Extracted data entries
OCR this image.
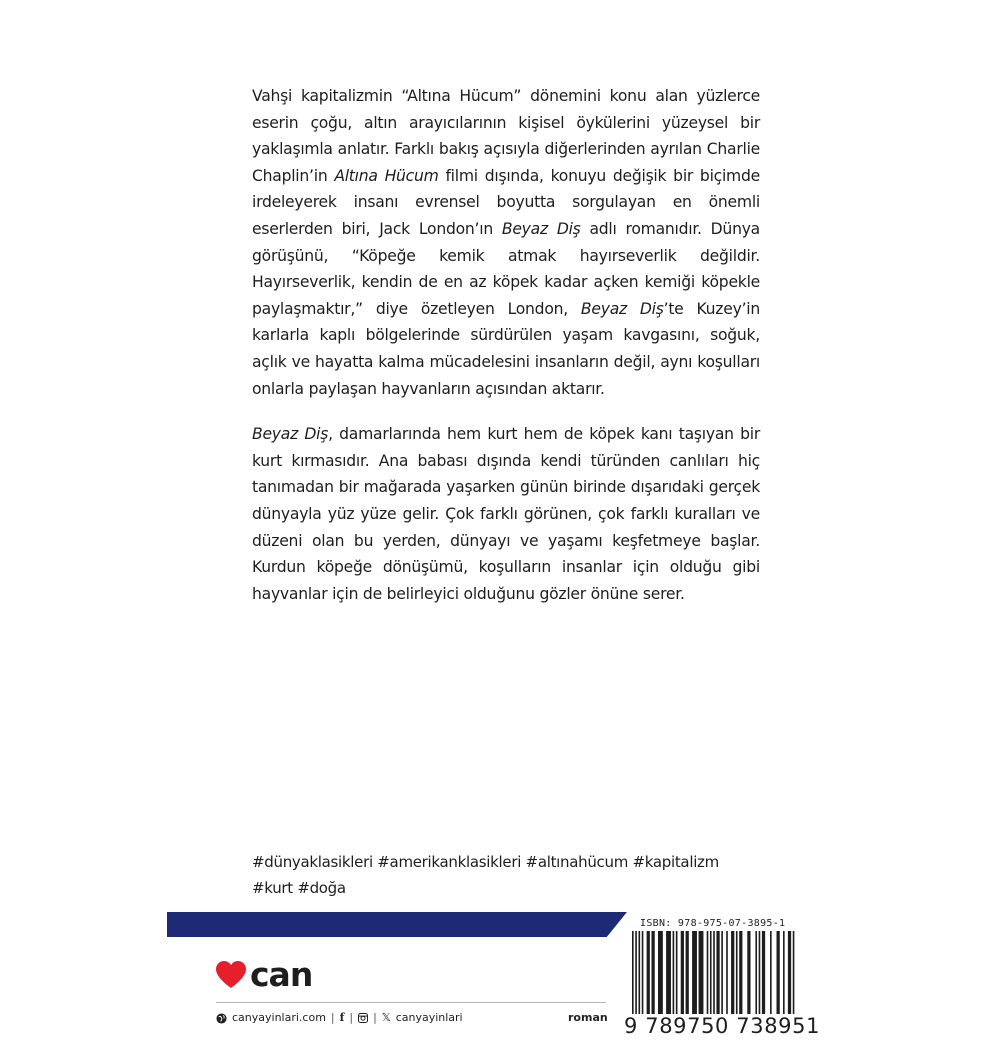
Vahşi kapitalizmin “Altına Hücum” dönemini konu alan yüzlerce eserin çoğu, altın arayıcılarının kişisel öykülerini yüzeysel bir yaklaşımla anlatır. Farklı bakış açısıyla diğerlerinden ayrılan Charlie Chaplin’in Altına Hücum filmi dışında, konuyu değişik bir biçimde irdeleyerek insanı evrensel boyutta sorgulayan en önemli eserlerden biri, Jack London’ın Beyaz Diş adlı romanıdır. Dünya görüşünü, “Köpeğe kemik atmak hayırseverlik değildir. Hayırseverlik, kendin de en az köpek kadar açken kemiği köpekle paylaşmaktır,” diye özetleyen London, Beyaz Diş’te Kuzey’in karlarla kaplı bölgelerinde sürdürülen yaşam kavgasını, soğuk, açlık ve hayatta kalma mücadelesini insanların değil, aynı koşulları onlarla paylaşan hayvanların açısından aktarır.

Beyaz Diş, damarlarında hem kurt hem de köpek kanı taşıyan bir kurt kırmasıdır. Ana babası dışında kendi türünden canlıları hiç tanımadan bir mağarada yaşarken günün birinde dışarıdaki gerçek dünyayla yüz yüze gelir. Çok farklı görünen, çok farklı kuralları ve düzeni olan bu yerden, dünyayı ve yaşamı keşfetmeye başlar. Kurdun köpeğe dönüşümü, koşulların insanlar için olduğu gibi hayvanlar için de belirleyici olduğunu gözler önüne serer.

#dünyaklasikleri #amerikanklasikleri #altınahücum #kapitalizm

#kurt #doğa

can
canyayinlari.com | f | | 𝕏 canyayinlari	roman
ISBN: 978-975-07-3895-1
9 789750 738951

WHAT NEEDS TO BE DONE: Output every entry word for word, but omit the pictures.

FINISHED EXERCISE:
OCR this image.
Vahşi kapitalizmin “Altına Hücum” dönemini konu alan yüzlerce eserin çoğu, altın arayıcılarının kişisel öykülerini yüzeysel bir yaklaşımla anlatır. Farklı bakış açısıyla diğerlerinden ayrılan Charlie Chaplin’in Altına Hücum filmi dışında, konuyu değişik bir biçimde irdeleyerek insanı evrensel boyutta sorgulayan en önemli eserlerden biri, Jack London’ın Beyaz Diş adlı romanıdır. Dünya görüşünü, “Köpeğe kemik atmak hayırseverlik değildir. Hayırseverlik, kendin de en az köpek kadar açken kemiği köpekle paylaşmaktır,” diye özetleyen London, Beyaz Diş’te Kuzey’in karlarla kaplı bölgelerinde sürdürülen yaşam kavgasını, soğuk, açlık ve hayatta kalma mücadelesini insanların değil, aynı koşulları onlarla paylaşan hayvanların açısından aktarır.

Beyaz Diş, damarlarında hem kurt hem de köpek kanı taşıyan bir kurt kırmasıdır. Ana babası dışında kendi türünden canlıları hiç tanımadan bir mağarada yaşarken günün birinde dışarıdaki gerçek dünyayla yüz yüze gelir. Çok farklı görünen, çok farklı kuralları ve düzeni olan bu yerden, dünyayı ve yaşamı keşfetmeye başlar. Kurdun köpeğe dönüşümü, koşulların insanlar için olduğu gibi hayvanlar için de belirleyici olduğunu gözler önüne serer.

#dünyaklasikleri #amerikanklasikleri #altınahücum #kapitalizm

#kurt #doğa

can
canyayinlari.com | f | | 𝕏 canyayinlari	roman
ISBN: 978-975-07-3895-1
9 789750 738951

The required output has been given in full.